- _Goal of the exercise_
Repeat the listing in full. Nothing may be added or left out.

- _Exercise data_
━━━━━━━━━━━━━━━━━━━━━━━━━━━━━━
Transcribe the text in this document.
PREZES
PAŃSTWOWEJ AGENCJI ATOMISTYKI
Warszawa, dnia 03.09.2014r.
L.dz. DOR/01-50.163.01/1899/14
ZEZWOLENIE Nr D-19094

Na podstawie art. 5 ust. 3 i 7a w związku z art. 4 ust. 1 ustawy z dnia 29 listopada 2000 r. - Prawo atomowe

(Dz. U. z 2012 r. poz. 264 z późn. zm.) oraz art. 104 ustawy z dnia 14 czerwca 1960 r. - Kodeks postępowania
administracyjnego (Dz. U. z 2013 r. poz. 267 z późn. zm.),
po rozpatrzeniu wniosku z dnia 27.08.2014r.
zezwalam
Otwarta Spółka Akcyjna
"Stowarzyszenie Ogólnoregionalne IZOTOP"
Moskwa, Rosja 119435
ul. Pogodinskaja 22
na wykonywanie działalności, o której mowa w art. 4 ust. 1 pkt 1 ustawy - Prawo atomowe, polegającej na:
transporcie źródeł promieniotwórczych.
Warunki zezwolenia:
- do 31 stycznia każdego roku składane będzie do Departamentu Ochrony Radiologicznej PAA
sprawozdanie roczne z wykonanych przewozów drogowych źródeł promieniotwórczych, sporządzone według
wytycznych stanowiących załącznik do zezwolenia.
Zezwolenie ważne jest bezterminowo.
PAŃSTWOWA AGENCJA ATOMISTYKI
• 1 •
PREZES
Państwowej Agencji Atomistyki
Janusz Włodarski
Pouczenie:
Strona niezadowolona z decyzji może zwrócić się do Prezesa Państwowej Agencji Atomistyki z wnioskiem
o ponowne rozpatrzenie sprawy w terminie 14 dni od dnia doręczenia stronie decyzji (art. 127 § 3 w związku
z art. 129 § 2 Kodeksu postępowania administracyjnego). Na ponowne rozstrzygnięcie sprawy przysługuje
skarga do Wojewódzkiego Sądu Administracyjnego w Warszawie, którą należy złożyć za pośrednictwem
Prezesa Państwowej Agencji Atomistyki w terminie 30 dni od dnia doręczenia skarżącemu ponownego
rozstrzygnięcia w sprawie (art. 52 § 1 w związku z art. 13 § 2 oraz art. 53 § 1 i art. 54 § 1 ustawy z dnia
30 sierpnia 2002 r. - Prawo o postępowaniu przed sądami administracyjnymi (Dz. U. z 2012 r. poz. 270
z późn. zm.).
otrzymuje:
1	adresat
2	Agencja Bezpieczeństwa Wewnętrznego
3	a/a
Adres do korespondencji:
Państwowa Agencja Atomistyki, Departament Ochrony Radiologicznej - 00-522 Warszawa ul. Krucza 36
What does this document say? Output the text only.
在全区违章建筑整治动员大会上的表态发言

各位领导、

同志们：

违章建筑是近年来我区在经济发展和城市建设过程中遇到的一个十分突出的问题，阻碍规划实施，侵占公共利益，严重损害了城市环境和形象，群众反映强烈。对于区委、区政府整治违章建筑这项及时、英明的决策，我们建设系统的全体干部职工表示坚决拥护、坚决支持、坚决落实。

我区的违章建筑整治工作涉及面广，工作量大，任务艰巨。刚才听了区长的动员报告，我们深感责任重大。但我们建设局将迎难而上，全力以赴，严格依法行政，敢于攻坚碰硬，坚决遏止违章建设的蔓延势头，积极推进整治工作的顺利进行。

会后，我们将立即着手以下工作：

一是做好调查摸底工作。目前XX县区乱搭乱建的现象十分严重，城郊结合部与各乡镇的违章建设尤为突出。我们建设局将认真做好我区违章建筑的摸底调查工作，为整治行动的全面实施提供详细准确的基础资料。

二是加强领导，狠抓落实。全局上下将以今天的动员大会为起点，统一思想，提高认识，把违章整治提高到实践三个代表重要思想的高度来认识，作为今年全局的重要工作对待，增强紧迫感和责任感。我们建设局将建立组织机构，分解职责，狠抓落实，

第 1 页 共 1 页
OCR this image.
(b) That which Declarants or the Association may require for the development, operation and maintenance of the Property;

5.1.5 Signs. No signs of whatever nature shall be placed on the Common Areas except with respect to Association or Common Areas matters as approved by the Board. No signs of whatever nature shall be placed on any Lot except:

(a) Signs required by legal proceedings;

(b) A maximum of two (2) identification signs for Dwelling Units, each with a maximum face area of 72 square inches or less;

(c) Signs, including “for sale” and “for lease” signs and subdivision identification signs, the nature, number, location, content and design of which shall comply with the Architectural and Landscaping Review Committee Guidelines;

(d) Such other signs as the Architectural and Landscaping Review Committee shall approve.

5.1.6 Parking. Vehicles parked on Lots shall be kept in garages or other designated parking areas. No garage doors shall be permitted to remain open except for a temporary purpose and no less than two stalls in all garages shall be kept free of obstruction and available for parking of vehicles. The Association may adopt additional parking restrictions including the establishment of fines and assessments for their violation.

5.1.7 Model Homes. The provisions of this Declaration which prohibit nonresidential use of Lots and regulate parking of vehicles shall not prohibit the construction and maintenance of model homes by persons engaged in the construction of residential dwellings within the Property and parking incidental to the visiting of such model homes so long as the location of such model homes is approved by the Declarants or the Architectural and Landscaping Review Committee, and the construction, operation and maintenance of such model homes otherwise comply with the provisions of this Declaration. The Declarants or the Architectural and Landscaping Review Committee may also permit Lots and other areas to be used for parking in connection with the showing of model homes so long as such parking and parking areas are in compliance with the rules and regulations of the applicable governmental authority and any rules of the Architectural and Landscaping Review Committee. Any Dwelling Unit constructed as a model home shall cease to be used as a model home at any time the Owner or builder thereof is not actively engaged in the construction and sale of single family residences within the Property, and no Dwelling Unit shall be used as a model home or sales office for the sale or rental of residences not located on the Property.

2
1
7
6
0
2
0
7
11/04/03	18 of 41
━━━━━━━━━━━━━━━━━━━━━━━━━━━━━━
- _Solved exercise_
Transcribe the text in this document.
PREZES
PAŃSTWOWEJ AGENCJI ATOMISTYKI
Warszawa, dnia 03.09.2014r.
L.dz. DOR/01-50.163.01/1899/14
ZEZWOLENIE Nr D-19094

Na podstawie art. 5 ust. 3 i 7a w związku z art. 4 ust. 1 ustawy z dnia 29 listopada 2000 r. - Prawo atomowe

(Dz. U. z 2012 r. poz. 264 z późn. zm.) oraz art. 104 ustawy z dnia 14 czerwca 1960 r. - Kodeks postępowania
administracyjnego (Dz. U. z 2013 r. poz. 267 z późn. zm.),
po rozpatrzeniu wniosku z dnia 27.08.2014r.
zezwalam
Otwarta Spółka Akcyjna
"Stowarzyszenie Ogólnoregionalne IZOTOP"
Moskwa, Rosja 119435
ul. Pogodinskaja 22
na wykonywanie działalności, o której mowa w art. 4 ust. 1 pkt 1 ustawy - Prawo atomowe, polegającej na:
transporcie źródeł promieniotwórczych.
Warunki zezwolenia:
- do 31 stycznia każdego roku składane będzie do Departamentu Ochrony Radiologicznej PAA
sprawozdanie roczne z wykonanych przewozów drogowych źródeł promieniotwórczych, sporządzone według
wytycznych stanowiących załącznik do zezwolenia.
Zezwolenie ważne jest bezterminowo.
PAŃSTWOWA AGENCJA ATOMISTYKI
• 1 •
PREZES
Państwowej Agencji Atomistyki
Janusz Włodarski
Pouczenie:
Strona niezadowolona z decyzji może zwrócić się do Prezesa Państwowej Agencji Atomistyki z wnioskiem
o ponowne rozpatrzenie sprawy w terminie 14 dni od dnia doręczenia stronie decyzji (art. 127 § 3 w związku
z art. 129 § 2 Kodeksu postępowania administracyjnego). Na ponowne rozstrzygnięcie sprawy przysługuje
skarga do Wojewódzkiego Sądu Administracyjnego w Warszawie, którą należy złożyć za pośrednictwem
Prezesa Państwowej Agencji Atomistyki w terminie 30 dni od dnia doręczenia skarżącemu ponownego
rozstrzygnięcia w sprawie (art. 52 § 1 w związku z art. 13 § 2 oraz art. 53 § 1 i art. 54 § 1 ustawy z dnia
30 sierpnia 2002 r. - Prawo o postępowaniu przed sądami administracyjnymi (Dz. U. z 2012 r. poz. 270
z późn. zm.).
otrzymuje:
1	adresat
2	Agencja Bezpieczeństwa Wewnętrznego
3	a/a
Adres do korespondencji:
Państwowa Agencja Atomistyki, Departament Ochrony Radiologicznej - 00-522 Warszawa ul. Krucza 36
What does this document say? Output the text only.
在全区违章建筑整治动员大会上的表态发言

各位领导、

同志们：

违章建筑是近年来我区在经济发展和城市建设过程中遇到的一个十分突出的问题，阻碍规划实施，侵占公共利益，严重损害了城市环境和形象，群众反映强烈。对于区委、区政府整治违章建筑这项及时、英明的决策，我们建设系统的全体干部职工表示坚决拥护、坚决支持、坚决落实。

我区的违章建筑整治工作涉及面广，工作量大，任务艰巨。刚才听了区长的动员报告，我们深感责任重大。但我们建设局将迎难而上，全力以赴，严格依法行政，敢于攻坚碰硬，坚决遏止违章建设的蔓延势头，积极推进整治工作的顺利进行。

会后，我们将立即着手以下工作：

一是做好调查摸底工作。目前XX县区乱搭乱建的现象十分严重，城郊结合部与各乡镇的违章建设尤为突出。我们建设局将认真做好我区违章建筑的摸底调查工作，为整治行动的全面实施提供详细准确的基础资料。

二是加强领导，狠抓落实。全局上下将以今天的动员大会为起点，统一思想，提高认识，把违章整治提高到实践三个代表重要思想的高度来认识，作为今年全局的重要工作对待，增强紧迫感和责任感。我们建设局将建立组织机构，分解职责，狠抓落实，

第 1 页 共 1 页
OCR this image.
(b) That which Declarants or the Association may require for the development, operation and maintenance of the Property;

5.1.5 Signs. No signs of whatever nature shall be placed on the Common Areas except with respect to Association or Common Areas matters as approved by the Board. No signs of whatever nature shall be placed on any Lot except:

(a) Signs required by legal proceedings;

(b) A maximum of two (2) identification signs for Dwelling Units, each with a maximum face area of 72 square inches or less;

(c) Signs, including “for sale” and “for lease” signs and subdivision identification signs, the nature, number, location, content and design of which shall comply with the Architectural and Landscaping Review Committee Guidelines;

(d) Such other signs as the Architectural and Landscaping Review Committee shall approve.

5.1.6 Parking. Vehicles parked on Lots shall be kept in garages or other designated parking areas. No garage doors shall be permitted to remain open except for a temporary purpose and no less than two stalls in all garages shall be kept free of obstruction and available for parking of vehicles. The Association may adopt additional parking restrictions including the establishment of fines and assessments for their violation.

5.1.7 Model Homes. The provisions of this Declaration which prohibit nonresidential use of Lots and regulate parking of vehicles shall not prohibit the construction and maintenance of model homes by persons engaged in the construction of residential dwellings within the Property and parking incidental to the visiting of such model homes so long as the location of such model homes is approved by the Declarants or the Architectural and Landscaping Review Committee, and the construction, operation and maintenance of such model homes otherwise comply with the provisions of this Declaration. The Declarants or the Architectural and Landscaping Review Committee may also permit Lots and other areas to be used for parking in connection with the showing of model homes so long as such parking and parking areas are in compliance with the rules and regulations of the applicable governmental authority and any rules of the Architectural and Landscaping Review Committee. Any Dwelling Unit constructed as a model home shall cease to be used as a model home at any time the Owner or builder thereof is not actively engaged in the construction and sale of single family residences within the Property, and no Dwelling Unit shall be used as a model home or sales office for the sale or rental of residences not located on the Property.

2
1
7
6
0
2
0
7
11/04/03	18 of 41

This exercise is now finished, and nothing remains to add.